Your answer should be a single number: the count of lines containing "Shakespeare".

(Dataset records)
────────────────────────────────────────

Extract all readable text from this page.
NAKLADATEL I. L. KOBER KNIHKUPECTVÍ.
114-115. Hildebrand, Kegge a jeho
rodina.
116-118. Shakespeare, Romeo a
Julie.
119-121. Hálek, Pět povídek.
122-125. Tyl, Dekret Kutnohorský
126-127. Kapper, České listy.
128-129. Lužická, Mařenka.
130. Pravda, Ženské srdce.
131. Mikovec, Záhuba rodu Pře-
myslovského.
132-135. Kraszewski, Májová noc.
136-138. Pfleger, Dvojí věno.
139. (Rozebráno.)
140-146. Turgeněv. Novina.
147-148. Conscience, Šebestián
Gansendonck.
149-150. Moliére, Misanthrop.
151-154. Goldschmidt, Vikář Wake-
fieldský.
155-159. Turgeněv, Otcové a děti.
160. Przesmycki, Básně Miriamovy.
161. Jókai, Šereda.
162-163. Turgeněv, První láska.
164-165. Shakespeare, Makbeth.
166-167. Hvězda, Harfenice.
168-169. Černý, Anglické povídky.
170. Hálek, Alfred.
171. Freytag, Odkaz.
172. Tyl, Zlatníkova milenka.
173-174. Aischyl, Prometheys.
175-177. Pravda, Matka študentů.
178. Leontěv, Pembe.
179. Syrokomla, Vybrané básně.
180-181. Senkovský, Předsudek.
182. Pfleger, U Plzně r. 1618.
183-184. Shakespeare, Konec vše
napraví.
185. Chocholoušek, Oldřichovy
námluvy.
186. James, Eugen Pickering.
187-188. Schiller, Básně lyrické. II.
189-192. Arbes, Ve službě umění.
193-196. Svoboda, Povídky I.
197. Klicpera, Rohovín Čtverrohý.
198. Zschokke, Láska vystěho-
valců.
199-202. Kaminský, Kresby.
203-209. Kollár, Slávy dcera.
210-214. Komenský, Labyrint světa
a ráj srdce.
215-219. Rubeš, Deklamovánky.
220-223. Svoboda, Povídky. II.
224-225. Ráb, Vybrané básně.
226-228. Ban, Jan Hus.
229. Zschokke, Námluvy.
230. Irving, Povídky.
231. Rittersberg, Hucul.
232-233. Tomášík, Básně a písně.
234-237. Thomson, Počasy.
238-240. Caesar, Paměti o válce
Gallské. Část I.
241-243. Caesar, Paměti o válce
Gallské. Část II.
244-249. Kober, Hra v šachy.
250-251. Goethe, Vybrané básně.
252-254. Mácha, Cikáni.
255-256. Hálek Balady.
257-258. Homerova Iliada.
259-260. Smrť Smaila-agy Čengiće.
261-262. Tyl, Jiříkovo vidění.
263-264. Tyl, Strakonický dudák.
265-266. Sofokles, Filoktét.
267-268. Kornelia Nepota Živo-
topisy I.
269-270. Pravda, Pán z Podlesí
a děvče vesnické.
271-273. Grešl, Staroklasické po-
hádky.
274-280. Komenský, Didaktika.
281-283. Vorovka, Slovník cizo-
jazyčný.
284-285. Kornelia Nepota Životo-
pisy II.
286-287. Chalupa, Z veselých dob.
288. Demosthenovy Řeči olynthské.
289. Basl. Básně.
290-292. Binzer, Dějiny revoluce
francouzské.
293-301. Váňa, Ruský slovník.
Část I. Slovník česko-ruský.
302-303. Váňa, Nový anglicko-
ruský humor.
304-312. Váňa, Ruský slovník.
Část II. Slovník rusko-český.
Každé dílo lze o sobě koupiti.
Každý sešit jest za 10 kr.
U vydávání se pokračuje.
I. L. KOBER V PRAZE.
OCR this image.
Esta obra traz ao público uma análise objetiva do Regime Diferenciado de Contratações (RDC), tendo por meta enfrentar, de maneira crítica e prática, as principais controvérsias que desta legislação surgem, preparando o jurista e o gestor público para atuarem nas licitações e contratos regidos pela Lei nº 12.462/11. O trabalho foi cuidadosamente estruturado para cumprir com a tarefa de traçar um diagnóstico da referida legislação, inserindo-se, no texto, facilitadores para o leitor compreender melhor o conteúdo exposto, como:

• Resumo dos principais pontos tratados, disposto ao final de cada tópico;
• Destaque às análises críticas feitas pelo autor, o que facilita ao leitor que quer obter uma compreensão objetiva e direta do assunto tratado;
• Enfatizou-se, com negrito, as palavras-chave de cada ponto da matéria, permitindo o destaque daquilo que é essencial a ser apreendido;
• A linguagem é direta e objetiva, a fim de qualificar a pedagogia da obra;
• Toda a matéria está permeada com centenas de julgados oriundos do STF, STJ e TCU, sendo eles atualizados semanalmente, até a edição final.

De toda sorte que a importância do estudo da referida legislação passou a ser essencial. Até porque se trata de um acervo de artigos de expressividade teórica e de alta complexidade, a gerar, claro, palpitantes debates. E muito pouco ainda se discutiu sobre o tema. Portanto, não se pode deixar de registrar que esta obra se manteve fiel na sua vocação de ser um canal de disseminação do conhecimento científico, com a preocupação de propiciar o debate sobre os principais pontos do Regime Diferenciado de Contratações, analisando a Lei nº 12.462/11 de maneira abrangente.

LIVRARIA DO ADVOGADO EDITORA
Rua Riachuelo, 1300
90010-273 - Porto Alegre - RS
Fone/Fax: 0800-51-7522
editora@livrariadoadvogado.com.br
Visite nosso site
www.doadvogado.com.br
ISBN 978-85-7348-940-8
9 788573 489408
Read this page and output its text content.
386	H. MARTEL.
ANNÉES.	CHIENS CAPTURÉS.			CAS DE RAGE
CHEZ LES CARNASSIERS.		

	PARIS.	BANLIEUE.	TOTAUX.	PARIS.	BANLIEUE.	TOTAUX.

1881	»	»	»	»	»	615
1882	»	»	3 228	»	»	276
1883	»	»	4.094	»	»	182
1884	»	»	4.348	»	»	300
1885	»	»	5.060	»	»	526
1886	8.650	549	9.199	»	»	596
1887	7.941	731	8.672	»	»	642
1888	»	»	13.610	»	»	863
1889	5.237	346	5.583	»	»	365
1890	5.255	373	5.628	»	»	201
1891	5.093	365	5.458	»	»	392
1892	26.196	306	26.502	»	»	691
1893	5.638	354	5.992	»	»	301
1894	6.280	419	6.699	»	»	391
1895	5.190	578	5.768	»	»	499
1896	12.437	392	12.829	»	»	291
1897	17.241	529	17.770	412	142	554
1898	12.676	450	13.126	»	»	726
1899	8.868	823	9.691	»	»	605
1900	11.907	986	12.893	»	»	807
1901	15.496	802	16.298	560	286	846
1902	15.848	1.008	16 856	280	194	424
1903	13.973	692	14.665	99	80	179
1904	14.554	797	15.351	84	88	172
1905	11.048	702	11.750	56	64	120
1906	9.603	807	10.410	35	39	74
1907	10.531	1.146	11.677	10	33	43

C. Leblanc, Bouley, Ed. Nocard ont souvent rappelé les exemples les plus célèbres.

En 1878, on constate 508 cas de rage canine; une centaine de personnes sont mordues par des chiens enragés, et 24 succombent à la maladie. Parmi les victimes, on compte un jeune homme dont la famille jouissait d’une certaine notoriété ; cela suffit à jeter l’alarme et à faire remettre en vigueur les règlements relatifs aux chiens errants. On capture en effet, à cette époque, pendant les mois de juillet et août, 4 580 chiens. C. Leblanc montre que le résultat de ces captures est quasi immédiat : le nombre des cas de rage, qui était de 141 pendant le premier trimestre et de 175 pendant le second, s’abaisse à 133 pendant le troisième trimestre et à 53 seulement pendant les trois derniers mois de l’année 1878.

────────────────────────────────────────

▶ **Answer for this exercise**: 3